+++ STORED RECORDS +++

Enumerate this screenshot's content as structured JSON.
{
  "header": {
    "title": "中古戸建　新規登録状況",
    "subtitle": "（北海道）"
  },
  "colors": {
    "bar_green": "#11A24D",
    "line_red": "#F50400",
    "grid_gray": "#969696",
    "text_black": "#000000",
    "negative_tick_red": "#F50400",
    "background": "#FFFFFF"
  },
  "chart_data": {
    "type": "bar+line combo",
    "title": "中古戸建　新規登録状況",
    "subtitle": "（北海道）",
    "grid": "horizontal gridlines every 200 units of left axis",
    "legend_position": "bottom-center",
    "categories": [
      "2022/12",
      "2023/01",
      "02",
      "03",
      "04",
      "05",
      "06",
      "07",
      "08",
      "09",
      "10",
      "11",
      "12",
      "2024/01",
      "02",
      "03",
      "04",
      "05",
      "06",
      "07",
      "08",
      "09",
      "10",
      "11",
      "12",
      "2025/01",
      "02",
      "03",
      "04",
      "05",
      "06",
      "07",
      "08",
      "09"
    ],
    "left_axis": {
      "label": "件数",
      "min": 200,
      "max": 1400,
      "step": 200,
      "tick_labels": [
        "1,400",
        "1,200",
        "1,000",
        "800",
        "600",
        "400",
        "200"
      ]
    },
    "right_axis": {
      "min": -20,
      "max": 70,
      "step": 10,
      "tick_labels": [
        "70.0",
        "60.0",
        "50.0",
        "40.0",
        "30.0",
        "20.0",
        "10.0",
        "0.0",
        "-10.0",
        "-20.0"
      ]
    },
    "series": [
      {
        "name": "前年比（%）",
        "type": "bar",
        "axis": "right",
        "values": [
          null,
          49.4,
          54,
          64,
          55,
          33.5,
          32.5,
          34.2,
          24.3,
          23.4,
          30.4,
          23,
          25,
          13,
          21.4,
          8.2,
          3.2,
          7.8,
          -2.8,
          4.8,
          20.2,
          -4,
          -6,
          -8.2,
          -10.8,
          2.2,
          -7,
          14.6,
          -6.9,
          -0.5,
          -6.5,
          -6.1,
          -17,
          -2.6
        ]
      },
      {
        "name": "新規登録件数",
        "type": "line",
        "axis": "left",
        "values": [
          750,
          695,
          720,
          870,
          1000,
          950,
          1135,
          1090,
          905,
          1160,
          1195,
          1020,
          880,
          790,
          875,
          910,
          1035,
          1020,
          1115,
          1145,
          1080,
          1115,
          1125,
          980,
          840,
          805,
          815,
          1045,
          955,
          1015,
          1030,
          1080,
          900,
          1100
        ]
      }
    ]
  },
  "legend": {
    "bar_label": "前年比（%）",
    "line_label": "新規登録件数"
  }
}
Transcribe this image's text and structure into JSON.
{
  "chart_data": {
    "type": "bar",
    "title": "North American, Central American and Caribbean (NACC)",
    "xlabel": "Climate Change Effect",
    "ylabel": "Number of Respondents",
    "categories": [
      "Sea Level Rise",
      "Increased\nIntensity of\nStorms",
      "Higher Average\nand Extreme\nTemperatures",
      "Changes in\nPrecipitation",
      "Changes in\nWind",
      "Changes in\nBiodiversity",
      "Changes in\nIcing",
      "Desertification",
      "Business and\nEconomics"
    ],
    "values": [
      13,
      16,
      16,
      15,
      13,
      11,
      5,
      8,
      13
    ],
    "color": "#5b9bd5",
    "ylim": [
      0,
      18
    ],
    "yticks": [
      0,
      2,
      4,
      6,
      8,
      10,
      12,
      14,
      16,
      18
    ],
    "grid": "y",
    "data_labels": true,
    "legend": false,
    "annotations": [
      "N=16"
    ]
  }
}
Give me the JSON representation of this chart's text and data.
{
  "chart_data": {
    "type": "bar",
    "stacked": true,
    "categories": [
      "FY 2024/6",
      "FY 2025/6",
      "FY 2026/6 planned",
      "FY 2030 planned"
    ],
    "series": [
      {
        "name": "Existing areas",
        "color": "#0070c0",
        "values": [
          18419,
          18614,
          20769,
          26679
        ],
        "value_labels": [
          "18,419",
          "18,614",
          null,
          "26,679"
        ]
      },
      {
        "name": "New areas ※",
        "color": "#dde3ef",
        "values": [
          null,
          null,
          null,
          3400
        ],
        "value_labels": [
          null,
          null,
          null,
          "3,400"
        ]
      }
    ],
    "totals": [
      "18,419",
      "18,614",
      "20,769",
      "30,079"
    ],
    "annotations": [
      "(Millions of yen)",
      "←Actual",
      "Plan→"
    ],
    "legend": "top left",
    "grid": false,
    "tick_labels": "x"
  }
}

+++

**GOAL OF THE EXERCISE**
Print all the data exactly.

**OUTPUT FOR THIS TASK**
Enumerate this screenshot's content as structured JSON.
{
  "header": {
    "title": "中古戸建　新規登録状況",
    "subtitle": "（北海道）"
  },
  "colors": {
    "bar_green": "#11A24D",
    "line_red": "#F50400",
    "grid_gray": "#969696",
    "text_black": "#000000",
    "negative_tick_red": "#F50400",
    "background": "#FFFFFF"
  },
  "chart_data": {
    "type": "bar+line combo",
    "title": "中古戸建　新規登録状況",
    "subtitle": "（北海道）",
    "grid": "horizontal gridlines every 200 units of left axis",
    "legend_position": "bottom-center",
    "categories": [
      "2022/12",
      "2023/01",
      "02",
      "03",
      "04",
      "05",
      "06",
      "07",
      "08",
      "09",
      "10",
      "11",
      "12",
      "2024/01",
      "02",
      "03",
      "04",
      "05",
      "06",
      "07",
      "08",
      "09",
      "10",
      "11",
      "12",
      "2025/01",
      "02",
      "03",
      "04",
      "05",
      "06",
      "07",
      "08",
      "09"
    ],
    "left_axis": {
      "label": "件数",
      "min": 200,
      "max": 1400,
      "step": 200,
      "tick_labels": [
        "1,400",
        "1,200",
        "1,000",
        "800",
        "600",
        "400",
        "200"
      ]
    },
    "right_axis": {
      "min": -20,
      "max": 70,
      "step": 10,
      "tick_labels": [
        "70.0",
        "60.0",
        "50.0",
        "40.0",
        "30.0",
        "20.0",
        "10.0",
        "0.0",
        "-10.0",
        "-20.0"
      ]
    },
    "series": [
      {
        "name": "前年比（%）",
        "type": "bar",
        "axis": "right",
        "values": [
          null,
          49.4,
          54,
          64,
          55,
          33.5,
          32.5,
          34.2,
          24.3,
          23.4,
          30.4,
          23,
          25,
          13,
          21.4,
          8.2,
          3.2,
          7.8,
          -2.8,
          4.8,
          20.2,
          -4,
          -6,
          -8.2,
          -10.8,
          2.2,
          -7,
          14.6,
          -6.9,
          -0.5,
          -6.5,
          -6.1,
          -17,
          -2.6
        ]
      },
      {
        "name": "新規登録件数",
        "type": "line",
        "axis": "left",
        "values": [
          750,
          695,
          720,
          870,
          1000,
          950,
          1135,
          1090,
          905,
          1160,
          1195,
          1020,
          880,
          790,
          875,
          910,
          1035,
          1020,
          1115,
          1145,
          1080,
          1115,
          1125,
          980,
          840,
          805,
          815,
          1045,
          955,
          1015,
          1030,
          1080,
          900,
          1100
        ]
      }
    ]
  },
  "legend": {
    "bar_label": "前年比（%）",
    "line_label": "新規登録件数"
  }
}
Transcribe this image's text and structure into JSON.
{
  "chart_data": {
    "type": "bar",
    "title": "North American, Central American and Caribbean (NACC)",
    "xlabel": "Climate Change Effect",
    "ylabel": "Number of Respondents",
    "categories": [
      "Sea Level Rise",
      "Increased\nIntensity of\nStorms",
      "Higher Average\nand Extreme\nTemperatures",
      "Changes in\nPrecipitation",
      "Changes in\nWind",
      "Changes in\nBiodiversity",
      "Changes in\nIcing",
      "Desertification",
      "Business and\nEconomics"
    ],
    "values": [
      13,
      16,
      16,
      15,
      13,
      11,
      5,
      8,
      13
    ],
    "color": "#5b9bd5",
    "ylim": [
      0,
      18
    ],
    "yticks": [
      0,
      2,
      4,
      6,
      8,
      10,
      12,
      14,
      16,
      18
    ],
    "grid": "y",
    "data_labels": true,
    "legend": false,
    "annotations": [
      "N=16"
    ]
  }
}
Give me the JSON representation of this chart's text and data.
{
  "chart_data": {
    "type": "bar",
    "stacked": true,
    "categories": [
      "FY 2024/6",
      "FY 2025/6",
      "FY 2026/6 planned",
      "FY 2030 planned"
    ],
    "series": [
      {
        "name": "Existing areas",
        "color": "#0070c0",
        "values": [
          18419,
          18614,
          20769,
          26679
        ],
        "value_labels": [
          "18,419",
          "18,614",
          null,
          "26,679"
        ]
      },
      {
        "name": "New areas ※",
        "color": "#dde3ef",
        "values": [
          null,
          null,
          null,
          3400
        ],
        "value_labels": [
          null,
          null,
          null,
          "3,400"
        ]
      }
    ],
    "totals": [
      "18,419",
      "18,614",
      "20,769",
      "30,079"
    ],
    "annotations": [
      "(Millions of yen)",
      "←Actual",
      "Plan→"
    ],
    "legend": "top left",
    "grid": false,
    "tick_labels": "x"
  }
}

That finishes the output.